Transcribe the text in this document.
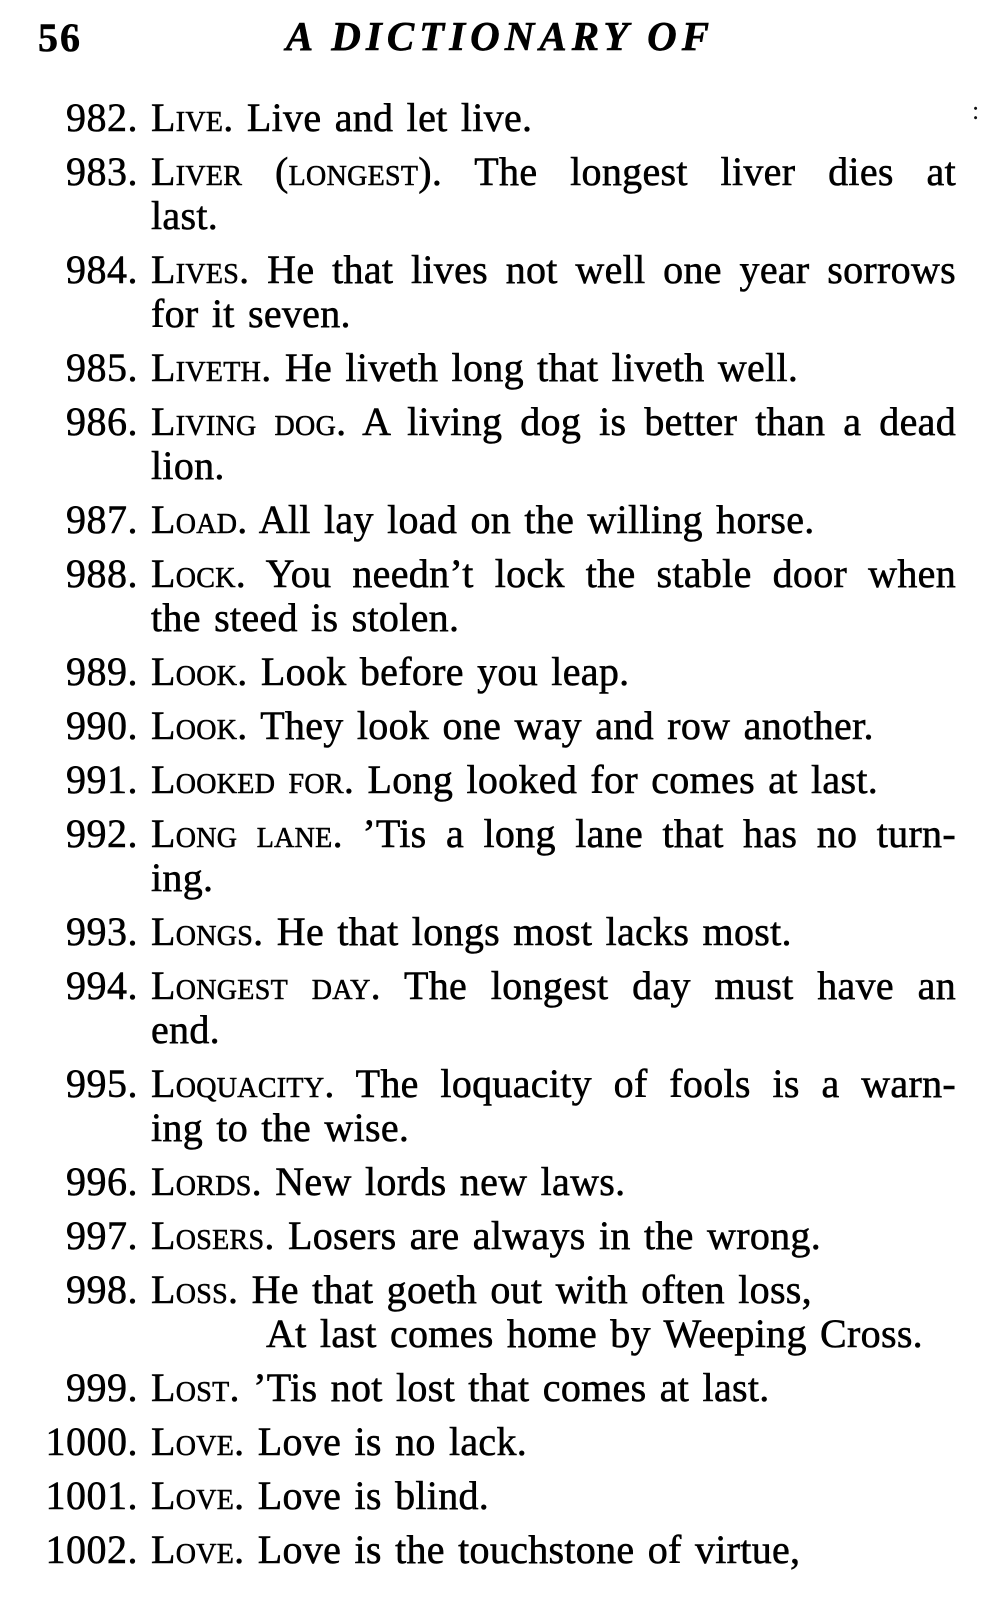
56	A DICTIONARY OF
:
982. Live. Live and let live.
983. Liver (longest). The longest liver dies at
last.
984. Lives. He that lives not well one year sorrows
for it seven.
985. Liveth. He liveth long that liveth well.
986. Living dog. A living dog is better than a dead
lion.
987. Load. All lay load on the willing horse.
988. Lock. You needn’t lock the stable door when
the steed is stolen.
989. Look. Look before you leap.
990. Look. They look one way and row another.
991. Looked for. Long looked for comes at last.
992. Long lane. ’Tis a long lane that has no turn-
ing.
993. Longs. He that longs most lacks most.
994. Longest day. The longest day must have an
end.
995. Loquacity. The loquacity of fools is a warn-
ing to the wise.
996. Lords. New lords new laws.
997. Losers. Losers are always in the wrong.
998. Loss. He that goeth out with often loss,
At last comes home by Weeping Cross.
999. Lost. ’Tis not lost that comes at last.
1000. Love. Love is no lack.
1001. Love. Love is blind.
1002. Love. Love is the touchstone of virtue,
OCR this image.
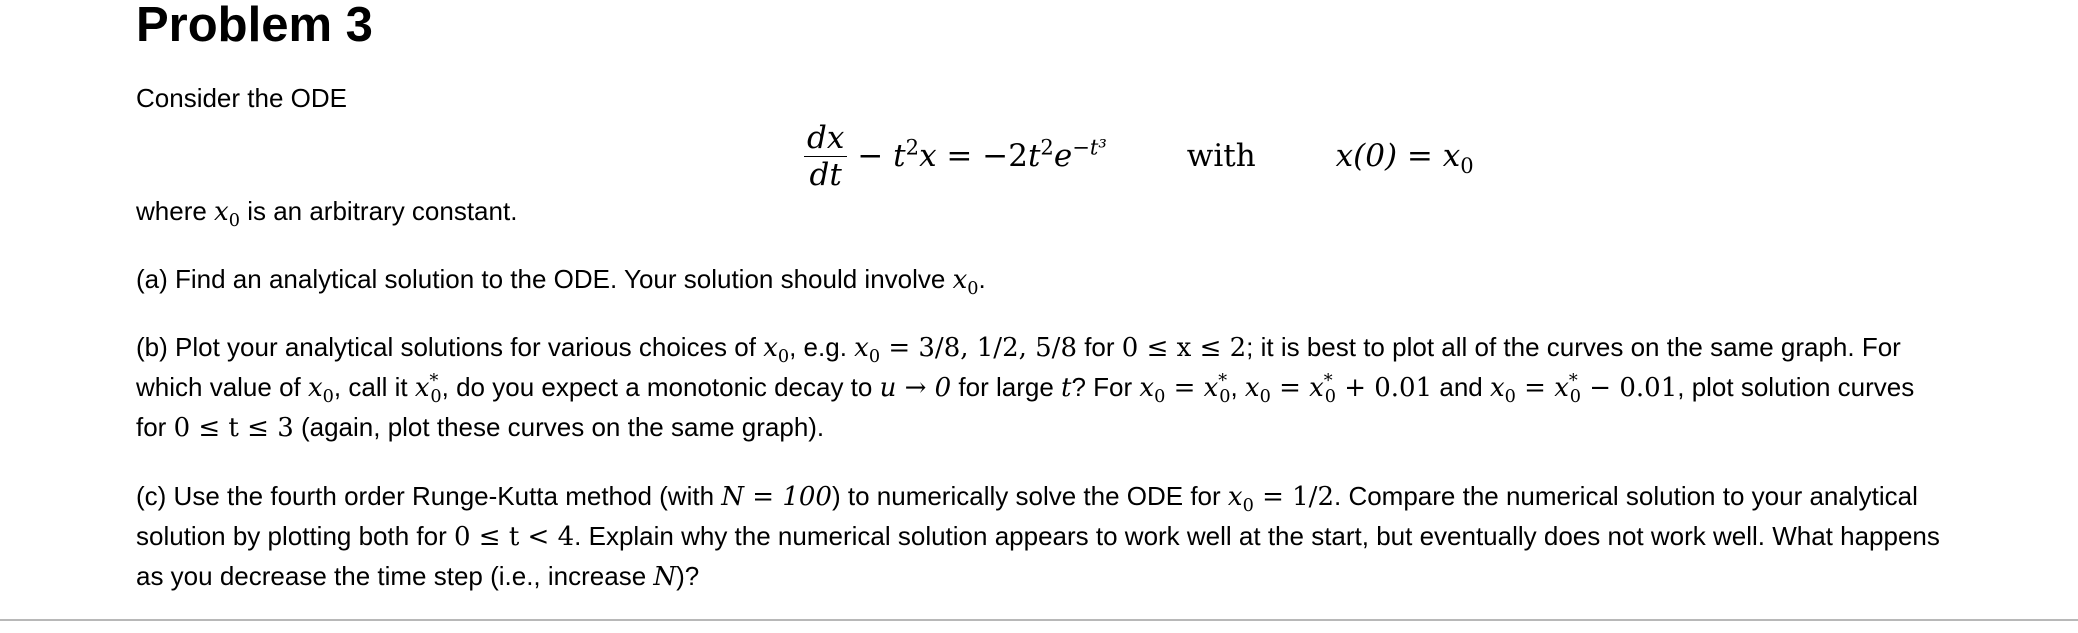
Problem 3
Consider the ODE
$\frac{dx}{dt} - t^2x = -2t^2e^{-t^3}$	with	$x(0) = x_0$
where $x_0$ is an arbitrary constant.
(a) Find an analytical solution to the ODE. Your solution should involve $x_0$.
(b) Plot your analytical solutions for various choices of $x_0$, e.g. $x_0 = 3/8$, 1/2, 5/8 for 0 ≤ x ≤ 2; it is best to plot all of the curves on the same graph. For
which value of $x_0$, call it $x^*_0$, do you expect a monotonic decay to u → 0 for large t? For $x_0 = x^*_0$, $x_0 = x^*_0 + 0.01$ and $x_0 = x^*_0 - 0.01$, plot solution curves
for 0 ≤ t ≤ 3 (again, plot these curves on the same graph).
(c) Use the fourth order Runge-Kutta method (with N = 100) to numerically solve the ODE for $x_0 = 1/2$. Compare the numerical solution to your analytical
solution by plotting both for 0 ≤ t < 4. Explain why the numerical solution appears to work well at the start, but eventually does not work well. What happens
as you decrease the time step (i.e., increase N)?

------------------------------------------------------------------------

GIVEN INSTRUCTION
In the entries above, how many lines hold the word "same"? State the number and nothing else.

EXERCISE RESULT
2